- **What the task asks**
Leave out the pictures and return every entry exactly as it appears.

- **Information given**
#####

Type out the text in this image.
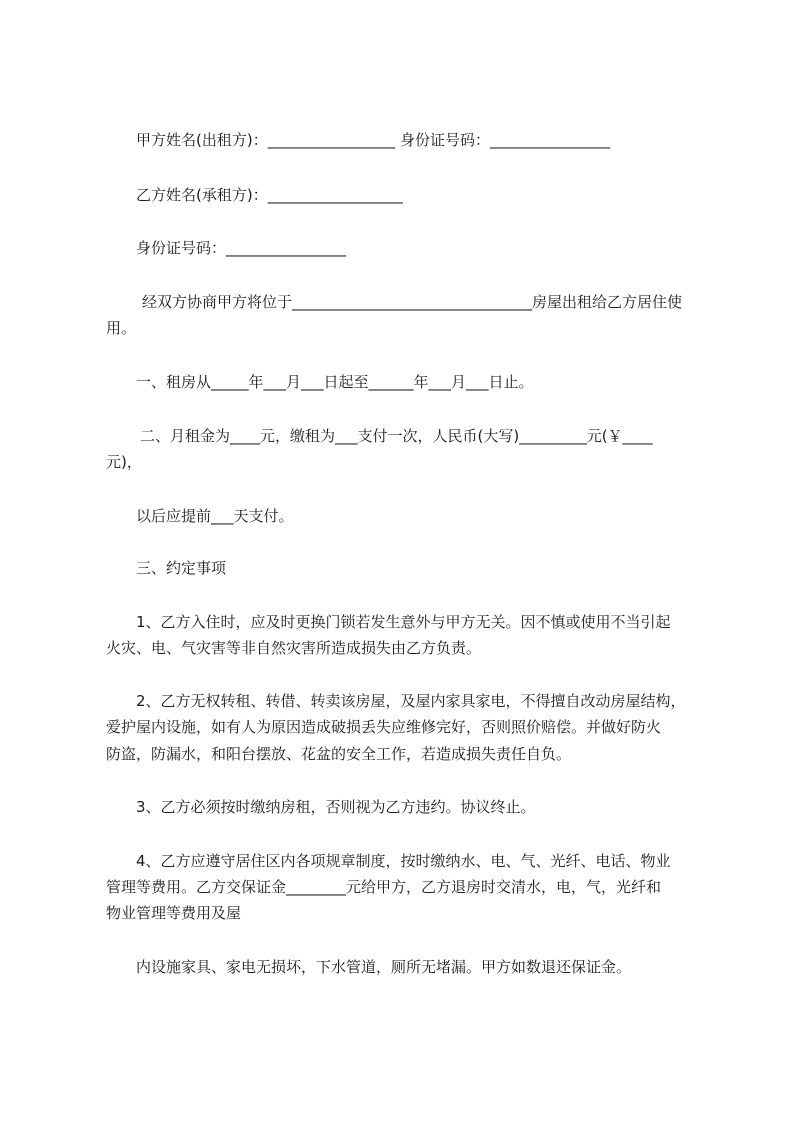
甲方姓名(出租方)：_________________ 身份证号码：________________
乙方姓名(承租方)：__________________
身份证号码：________________
经双方协商甲方将位于________________________________房屋出租给乙方居住使
用。
一、租房从_____年___月___日起至______年___月___日止。
二、月租金为____元，缴租为___支付一次，人民币(大写)_________元(￥____
元)，
以后应提前___天支付。
三、约定事项
1、乙方入住时，应及时更换门锁若发生意外与甲方无关。因不慎或使用不当引起
火灾、电、气灾害等非自然灾害所造成损失由乙方负责。
2、乙方无权转租、转借、转卖该房屋，及屋内家具家电，不得擅自改动房屋结构，
爱护屋内设施，如有人为原因造成破损丢失应维修完好，否则照价赔偿。并做好防火
防盗，防漏水，和阳台摆放、花盆的安全工作，若造成损失责任自负。
3、乙方必须按时缴纳房租，否则视为乙方违约。协议终止。
4、乙方应遵守居住区内各项规章制度，按时缴纳水、电、气、光纤、电话、物业
管理等费用。乙方交保证金________元给甲方，乙方退房时交清水，电，气，光纤和
物业管理等费用及屋
内设施家具、家电无损坏，下水管道，厕所无堵漏。甲方如数退还保证金。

#####

- **Result of the exercise**
Type out the text in this image.
甲方姓名(出租方)：_________________ 身份证号码：________________
乙方姓名(承租方)：__________________
身份证号码：________________
经双方协商甲方将位于________________________________房屋出租给乙方居住使
用。
一、租房从_____年___月___日起至______年___月___日止。
二、月租金为____元，缴租为___支付一次，人民币(大写)_________元(￥____
元)，
以后应提前___天支付。
三、约定事项
1、乙方入住时，应及时更换门锁若发生意外与甲方无关。因不慎或使用不当引起
火灾、电、气灾害等非自然灾害所造成损失由乙方负责。
2、乙方无权转租、转借、转卖该房屋，及屋内家具家电，不得擅自改动房屋结构，
爱护屋内设施，如有人为原因造成破损丢失应维修完好，否则照价赔偿。并做好防火
防盗，防漏水，和阳台摆放、花盆的安全工作，若造成损失责任自负。
3、乙方必须按时缴纳房租，否则视为乙方违约。协议终止。
4、乙方应遵守居住区内各项规章制度，按时缴纳水、电、气、光纤、电话、物业
管理等费用。乙方交保证金________元给甲方，乙方退房时交清水，电，气，光纤和
物业管理等费用及屋
内设施家具、家电无损坏，下水管道，厕所无堵漏。甲方如数退还保证金。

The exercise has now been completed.